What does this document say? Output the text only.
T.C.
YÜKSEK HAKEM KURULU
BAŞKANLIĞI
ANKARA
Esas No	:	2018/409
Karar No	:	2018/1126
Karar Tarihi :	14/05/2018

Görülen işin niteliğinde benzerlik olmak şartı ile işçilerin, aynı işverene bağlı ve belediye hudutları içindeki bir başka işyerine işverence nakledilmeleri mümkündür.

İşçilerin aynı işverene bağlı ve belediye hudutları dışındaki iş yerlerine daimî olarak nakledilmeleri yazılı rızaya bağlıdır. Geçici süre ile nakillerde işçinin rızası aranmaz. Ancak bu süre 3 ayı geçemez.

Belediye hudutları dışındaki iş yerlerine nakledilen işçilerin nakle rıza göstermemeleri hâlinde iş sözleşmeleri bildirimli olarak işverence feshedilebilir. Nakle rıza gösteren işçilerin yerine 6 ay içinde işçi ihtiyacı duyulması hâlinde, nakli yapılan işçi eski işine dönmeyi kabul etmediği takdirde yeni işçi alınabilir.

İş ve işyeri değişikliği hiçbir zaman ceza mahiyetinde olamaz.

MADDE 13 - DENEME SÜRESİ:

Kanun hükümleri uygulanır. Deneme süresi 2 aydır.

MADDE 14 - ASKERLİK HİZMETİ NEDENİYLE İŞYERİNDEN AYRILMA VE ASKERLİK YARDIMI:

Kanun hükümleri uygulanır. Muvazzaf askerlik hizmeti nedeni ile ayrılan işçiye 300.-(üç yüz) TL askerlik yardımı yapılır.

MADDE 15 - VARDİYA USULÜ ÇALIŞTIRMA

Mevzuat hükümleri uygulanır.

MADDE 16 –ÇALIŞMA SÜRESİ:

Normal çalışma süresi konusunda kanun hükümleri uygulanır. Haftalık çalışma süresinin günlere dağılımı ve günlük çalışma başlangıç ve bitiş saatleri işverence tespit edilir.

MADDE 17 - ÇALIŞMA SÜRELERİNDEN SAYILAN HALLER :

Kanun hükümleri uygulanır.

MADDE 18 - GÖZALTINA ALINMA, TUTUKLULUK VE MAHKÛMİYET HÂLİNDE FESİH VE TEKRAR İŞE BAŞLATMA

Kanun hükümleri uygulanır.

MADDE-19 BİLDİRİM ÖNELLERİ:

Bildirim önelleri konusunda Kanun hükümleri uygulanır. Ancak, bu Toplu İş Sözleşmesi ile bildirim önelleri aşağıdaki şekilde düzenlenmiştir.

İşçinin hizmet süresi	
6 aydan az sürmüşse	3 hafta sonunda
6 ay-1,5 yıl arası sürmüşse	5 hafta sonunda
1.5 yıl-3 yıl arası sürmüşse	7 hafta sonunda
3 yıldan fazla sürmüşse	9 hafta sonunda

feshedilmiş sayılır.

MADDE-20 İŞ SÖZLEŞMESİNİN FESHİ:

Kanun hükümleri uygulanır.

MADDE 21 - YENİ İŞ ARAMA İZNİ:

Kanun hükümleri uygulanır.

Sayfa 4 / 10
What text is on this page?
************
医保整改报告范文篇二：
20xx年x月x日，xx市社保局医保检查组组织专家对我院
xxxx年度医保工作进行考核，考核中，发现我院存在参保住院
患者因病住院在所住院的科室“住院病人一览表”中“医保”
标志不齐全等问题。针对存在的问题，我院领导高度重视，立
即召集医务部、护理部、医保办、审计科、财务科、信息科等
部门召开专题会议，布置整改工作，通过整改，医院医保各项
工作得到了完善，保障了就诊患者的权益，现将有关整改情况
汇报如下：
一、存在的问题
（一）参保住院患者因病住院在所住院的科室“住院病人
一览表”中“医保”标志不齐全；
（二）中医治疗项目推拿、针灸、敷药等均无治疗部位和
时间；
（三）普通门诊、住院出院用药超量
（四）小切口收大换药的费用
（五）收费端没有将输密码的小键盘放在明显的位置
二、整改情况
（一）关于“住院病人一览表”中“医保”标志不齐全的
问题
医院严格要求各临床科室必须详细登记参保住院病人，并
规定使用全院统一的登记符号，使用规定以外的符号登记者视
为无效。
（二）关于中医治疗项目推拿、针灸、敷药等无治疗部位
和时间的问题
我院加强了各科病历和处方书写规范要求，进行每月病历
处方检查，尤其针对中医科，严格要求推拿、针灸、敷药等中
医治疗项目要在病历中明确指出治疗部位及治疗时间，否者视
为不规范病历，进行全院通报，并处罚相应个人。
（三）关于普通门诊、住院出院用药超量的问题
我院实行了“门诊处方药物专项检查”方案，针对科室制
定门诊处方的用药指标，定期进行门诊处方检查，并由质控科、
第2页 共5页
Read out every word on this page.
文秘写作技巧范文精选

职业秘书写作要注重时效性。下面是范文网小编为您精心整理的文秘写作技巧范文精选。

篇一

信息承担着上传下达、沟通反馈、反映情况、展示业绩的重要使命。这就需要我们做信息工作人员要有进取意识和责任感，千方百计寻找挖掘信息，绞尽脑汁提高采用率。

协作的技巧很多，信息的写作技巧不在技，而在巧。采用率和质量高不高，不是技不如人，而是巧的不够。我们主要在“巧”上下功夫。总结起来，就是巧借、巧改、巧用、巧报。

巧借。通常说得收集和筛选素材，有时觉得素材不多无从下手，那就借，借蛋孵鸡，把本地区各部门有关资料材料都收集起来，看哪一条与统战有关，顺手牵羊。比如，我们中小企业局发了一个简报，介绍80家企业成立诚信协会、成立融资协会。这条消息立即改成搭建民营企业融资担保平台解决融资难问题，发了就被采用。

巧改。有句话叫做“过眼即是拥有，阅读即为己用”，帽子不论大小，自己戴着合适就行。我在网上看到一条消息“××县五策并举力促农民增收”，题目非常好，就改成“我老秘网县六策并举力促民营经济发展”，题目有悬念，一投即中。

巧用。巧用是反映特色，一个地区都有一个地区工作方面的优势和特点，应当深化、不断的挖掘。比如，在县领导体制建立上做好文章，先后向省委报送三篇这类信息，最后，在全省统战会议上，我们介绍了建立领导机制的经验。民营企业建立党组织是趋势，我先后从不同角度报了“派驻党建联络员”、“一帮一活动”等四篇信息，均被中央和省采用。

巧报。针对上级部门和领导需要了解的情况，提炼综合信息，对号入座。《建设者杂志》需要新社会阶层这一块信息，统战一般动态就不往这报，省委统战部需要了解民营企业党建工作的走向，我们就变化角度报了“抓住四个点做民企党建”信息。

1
——————
Each record must be repeated exactly as it is.

» The result
What does this document say? Output the text only.
T.C.
YÜKSEK HAKEM KURULU
BAŞKANLIĞI
ANKARA
Esas No	:	2018/409
Karar No	:	2018/1126
Karar Tarihi :	14/05/2018

Görülen işin niteliğinde benzerlik olmak şartı ile işçilerin, aynı işverene bağlı ve belediye hudutları içindeki bir başka işyerine işverence nakledilmeleri mümkündür.

İşçilerin aynı işverene bağlı ve belediye hudutları dışındaki iş yerlerine daimî olarak nakledilmeleri yazılı rızaya bağlıdır. Geçici süre ile nakillerde işçinin rızası aranmaz. Ancak bu süre 3 ayı geçemez.

Belediye hudutları dışındaki iş yerlerine nakledilen işçilerin nakle rıza göstermemeleri hâlinde iş sözleşmeleri bildirimli olarak işverence feshedilebilir. Nakle rıza gösteren işçilerin yerine 6 ay içinde işçi ihtiyacı duyulması hâlinde, nakli yapılan işçi eski işine dönmeyi kabul etmediği takdirde yeni işçi alınabilir.

İş ve işyeri değişikliği hiçbir zaman ceza mahiyetinde olamaz.

MADDE 13 - DENEME SÜRESİ:

Kanun hükümleri uygulanır. Deneme süresi 2 aydır.

MADDE 14 - ASKERLİK HİZMETİ NEDENİYLE İŞYERİNDEN AYRILMA VE ASKERLİK YARDIMI:

Kanun hükümleri uygulanır. Muvazzaf askerlik hizmeti nedeni ile ayrılan işçiye 300.-(üç yüz) TL askerlik yardımı yapılır.

MADDE 15 - VARDİYA USULÜ ÇALIŞTIRMA

Mevzuat hükümleri uygulanır.

MADDE 16 –ÇALIŞMA SÜRESİ:

Normal çalışma süresi konusunda kanun hükümleri uygulanır. Haftalık çalışma süresinin günlere dağılımı ve günlük çalışma başlangıç ve bitiş saatleri işverence tespit edilir.

MADDE 17 - ÇALIŞMA SÜRELERİNDEN SAYILAN HALLER :

Kanun hükümleri uygulanır.

MADDE 18 - GÖZALTINA ALINMA, TUTUKLULUK VE MAHKÛMİYET HÂLİNDE FESİH VE TEKRAR İŞE BAŞLATMA

Kanun hükümleri uygulanır.

MADDE-19 BİLDİRİM ÖNELLERİ:

Bildirim önelleri konusunda Kanun hükümleri uygulanır. Ancak, bu Toplu İş Sözleşmesi ile bildirim önelleri aşağıdaki şekilde düzenlenmiştir.

İşçinin hizmet süresi	
6 aydan az sürmüşse	3 hafta sonunda
6 ay-1,5 yıl arası sürmüşse	5 hafta sonunda
1.5 yıl-3 yıl arası sürmüşse	7 hafta sonunda
3 yıldan fazla sürmüşse	9 hafta sonunda

feshedilmiş sayılır.

MADDE-20 İŞ SÖZLEŞMESİNİN FESHİ:

Kanun hükümleri uygulanır.

MADDE 21 - YENİ İŞ ARAMA İZNİ:

Kanun hükümleri uygulanır.

Sayfa 4 / 10
What text is on this page?
************
医保整改报告范文篇二：
20xx年x月x日，xx市社保局医保检查组组织专家对我院
xxxx年度医保工作进行考核，考核中，发现我院存在参保住院
患者因病住院在所住院的科室“住院病人一览表”中“医保”
标志不齐全等问题。针对存在的问题，我院领导高度重视，立
即召集医务部、护理部、医保办、审计科、财务科、信息科等
部门召开专题会议，布置整改工作，通过整改，医院医保各项
工作得到了完善，保障了就诊患者的权益，现将有关整改情况
汇报如下：
一、存在的问题
（一）参保住院患者因病住院在所住院的科室“住院病人
一览表”中“医保”标志不齐全；
（二）中医治疗项目推拿、针灸、敷药等均无治疗部位和
时间；
（三）普通门诊、住院出院用药超量
（四）小切口收大换药的费用
（五）收费端没有将输密码的小键盘放在明显的位置
二、整改情况
（一）关于“住院病人一览表”中“医保”标志不齐全的
问题
医院严格要求各临床科室必须详细登记参保住院病人，并
规定使用全院统一的登记符号，使用规定以外的符号登记者视
为无效。
（二）关于中医治疗项目推拿、针灸、敷药等无治疗部位
和时间的问题
我院加强了各科病历和处方书写规范要求，进行每月病历
处方检查，尤其针对中医科，严格要求推拿、针灸、敷药等中
医治疗项目要在病历中明确指出治疗部位及治疗时间，否者视
为不规范病历，进行全院通报，并处罚相应个人。
（三）关于普通门诊、住院出院用药超量的问题
我院实行了“门诊处方药物专项检查”方案，针对科室制
定门诊处方的用药指标，定期进行门诊处方检查，并由质控科、
第2页 共5页
Read out every word on this page.
文秘写作技巧范文精选

职业秘书写作要注重时效性。下面是范文网小编为您精心整理的文秘写作技巧范文精选。

篇一

信息承担着上传下达、沟通反馈、反映情况、展示业绩的重要使命。这就需要我们做信息工作人员要有进取意识和责任感，千方百计寻找挖掘信息，绞尽脑汁提高采用率。

协作的技巧很多，信息的写作技巧不在技，而在巧。采用率和质量高不高，不是技不如人，而是巧的不够。我们主要在“巧”上下功夫。总结起来，就是巧借、巧改、巧用、巧报。

巧借。通常说得收集和筛选素材，有时觉得素材不多无从下手，那就借，借蛋孵鸡，把本地区各部门有关资料材料都收集起来，看哪一条与统战有关，顺手牵羊。比如，我们中小企业局发了一个简报，介绍80家企业成立诚信协会、成立融资协会。这条消息立即改成搭建民营企业融资担保平台解决融资难问题，发了就被采用。

巧改。有句话叫做“过眼即是拥有，阅读即为己用”，帽子不论大小，自己戴着合适就行。我在网上看到一条消息“××县五策并举力促农民增收”，题目非常好，就改成“我老秘网县六策并举力促民营经济发展”，题目有悬念，一投即中。

巧用。巧用是反映特色，一个地区都有一个地区工作方面的优势和特点，应当深化、不断的挖掘。比如，在县领导体制建立上做好文章，先后向省委报送三篇这类信息，最后，在全省统战会议上，我们介绍了建立领导机制的经验。民营企业建立党组织是趋势，我先后从不同角度报了“派驻党建联络员”、“一帮一活动”等四篇信息，均被中央和省采用。

巧报。针对上级部门和领导需要了解的情况，提炼综合信息，对号入座。《建设者杂志》需要新社会阶层这一块信息，统战一般动态就不往这报，省委统战部需要了解民营企业党建工作的走向，我们就变化角度报了“抓住四个点做民企党建”信息。

1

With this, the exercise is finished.